===== RECORDS SUPPLIED

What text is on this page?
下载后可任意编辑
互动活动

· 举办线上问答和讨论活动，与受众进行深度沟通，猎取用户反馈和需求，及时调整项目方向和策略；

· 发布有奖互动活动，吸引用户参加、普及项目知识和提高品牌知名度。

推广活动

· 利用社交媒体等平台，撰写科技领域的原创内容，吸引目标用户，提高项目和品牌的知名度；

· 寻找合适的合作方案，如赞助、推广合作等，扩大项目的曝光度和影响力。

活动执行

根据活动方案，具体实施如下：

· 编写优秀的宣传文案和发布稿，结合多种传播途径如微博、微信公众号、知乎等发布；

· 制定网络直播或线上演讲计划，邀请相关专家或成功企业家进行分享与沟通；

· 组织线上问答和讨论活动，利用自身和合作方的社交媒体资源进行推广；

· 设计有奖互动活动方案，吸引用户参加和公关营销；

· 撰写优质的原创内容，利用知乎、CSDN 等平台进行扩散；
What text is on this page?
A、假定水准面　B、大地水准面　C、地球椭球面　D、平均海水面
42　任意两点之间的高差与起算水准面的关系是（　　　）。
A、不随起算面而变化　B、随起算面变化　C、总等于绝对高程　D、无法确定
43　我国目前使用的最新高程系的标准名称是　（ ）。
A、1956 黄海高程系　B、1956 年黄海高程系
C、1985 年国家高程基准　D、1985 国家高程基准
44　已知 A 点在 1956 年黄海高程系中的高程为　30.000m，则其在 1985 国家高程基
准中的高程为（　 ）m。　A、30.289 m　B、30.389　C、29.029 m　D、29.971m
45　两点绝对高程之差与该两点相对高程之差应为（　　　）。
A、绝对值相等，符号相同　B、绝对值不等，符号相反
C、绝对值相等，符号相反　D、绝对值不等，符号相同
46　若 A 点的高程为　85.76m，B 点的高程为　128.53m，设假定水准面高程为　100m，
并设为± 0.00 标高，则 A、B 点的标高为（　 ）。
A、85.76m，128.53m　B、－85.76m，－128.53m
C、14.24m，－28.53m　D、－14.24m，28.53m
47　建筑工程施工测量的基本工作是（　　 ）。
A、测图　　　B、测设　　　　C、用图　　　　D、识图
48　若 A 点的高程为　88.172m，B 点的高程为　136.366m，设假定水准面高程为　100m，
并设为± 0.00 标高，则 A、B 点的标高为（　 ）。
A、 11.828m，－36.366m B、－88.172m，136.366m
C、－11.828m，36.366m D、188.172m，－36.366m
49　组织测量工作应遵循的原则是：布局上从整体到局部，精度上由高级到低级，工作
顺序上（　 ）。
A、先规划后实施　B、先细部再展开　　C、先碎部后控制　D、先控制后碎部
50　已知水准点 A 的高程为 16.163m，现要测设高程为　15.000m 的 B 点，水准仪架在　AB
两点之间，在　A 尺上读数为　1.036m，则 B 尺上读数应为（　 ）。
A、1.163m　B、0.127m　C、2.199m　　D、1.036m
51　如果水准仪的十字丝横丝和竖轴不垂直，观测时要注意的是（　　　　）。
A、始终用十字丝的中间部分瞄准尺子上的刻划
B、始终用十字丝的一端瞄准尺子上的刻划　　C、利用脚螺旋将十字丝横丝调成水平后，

==========

INSTRUCTIONS TO FOLLOW - Give the data again, exactly as it stands.

EXERCISE RESPONSE -
What text is on this page?
下载后可任意编辑
互动活动

· 举办线上问答和讨论活动，与受众进行深度沟通，猎取用户反馈和需求，及时调整项目方向和策略；

· 发布有奖互动活动，吸引用户参加、普及项目知识和提高品牌知名度。

推广活动

· 利用社交媒体等平台，撰写科技领域的原创内容，吸引目标用户，提高项目和品牌的知名度；

· 寻找合适的合作方案，如赞助、推广合作等，扩大项目的曝光度和影响力。

活动执行

根据活动方案，具体实施如下：

· 编写优秀的宣传文案和发布稿，结合多种传播途径如微博、微信公众号、知乎等发布；

· 制定网络直播或线上演讲计划，邀请相关专家或成功企业家进行分享与沟通；

· 组织线上问答和讨论活动，利用自身和合作方的社交媒体资源进行推广；

· 设计有奖互动活动方案，吸引用户参加和公关营销；

· 撰写优质的原创内容，利用知乎、CSDN 等平台进行扩散；
What text is on this page?
A、假定水准面　B、大地水准面　C、地球椭球面　D、平均海水面
42　任意两点之间的高差与起算水准面的关系是（　　　）。
A、不随起算面而变化　B、随起算面变化　C、总等于绝对高程　D、无法确定
43　我国目前使用的最新高程系的标准名称是　（ ）。
A、1956 黄海高程系　B、1956 年黄海高程系
C、1985 年国家高程基准　D、1985 国家高程基准
44　已知 A 点在 1956 年黄海高程系中的高程为　30.000m，则其在 1985 国家高程基
准中的高程为（　 ）m。　A、30.289 m　B、30.389　C、29.029 m　D、29.971m
45　两点绝对高程之差与该两点相对高程之差应为（　　　）。
A、绝对值相等，符号相同　B、绝对值不等，符号相反
C、绝对值相等，符号相反　D、绝对值不等，符号相同
46　若 A 点的高程为　85.76m，B 点的高程为　128.53m，设假定水准面高程为　100m，
并设为± 0.00 标高，则 A、B 点的标高为（　 ）。
A、85.76m，128.53m　B、－85.76m，－128.53m
C、14.24m，－28.53m　D、－14.24m，28.53m
47　建筑工程施工测量的基本工作是（　　 ）。
A、测图　　　B、测设　　　　C、用图　　　　D、识图
48　若 A 点的高程为　88.172m，B 点的高程为　136.366m，设假定水准面高程为　100m，
并设为± 0.00 标高，则 A、B 点的标高为（　 ）。
A、 11.828m，－36.366m B、－88.172m，136.366m
C、－11.828m，36.366m D、188.172m，－36.366m
49　组织测量工作应遵循的原则是：布局上从整体到局部，精度上由高级到低级，工作
顺序上（　 ）。
A、先规划后实施　B、先细部再展开　　C、先碎部后控制　D、先控制后碎部
50　已知水准点 A 的高程为 16.163m，现要测设高程为　15.000m 的 B 点，水准仪架在　AB
两点之间，在　A 尺上读数为　1.036m，则 B 尺上读数应为（　 ）。
A、1.163m　B、0.127m　C、2.199m　　D、1.036m
51　如果水准仪的十字丝横丝和竖轴不垂直，观测时要注意的是（　　　　）。
A、始终用十字丝的中间部分瞄准尺子上的刻划
B、始终用十字丝的一端瞄准尺子上的刻划　　C、利用脚螺旋将十字丝横丝调成水平后，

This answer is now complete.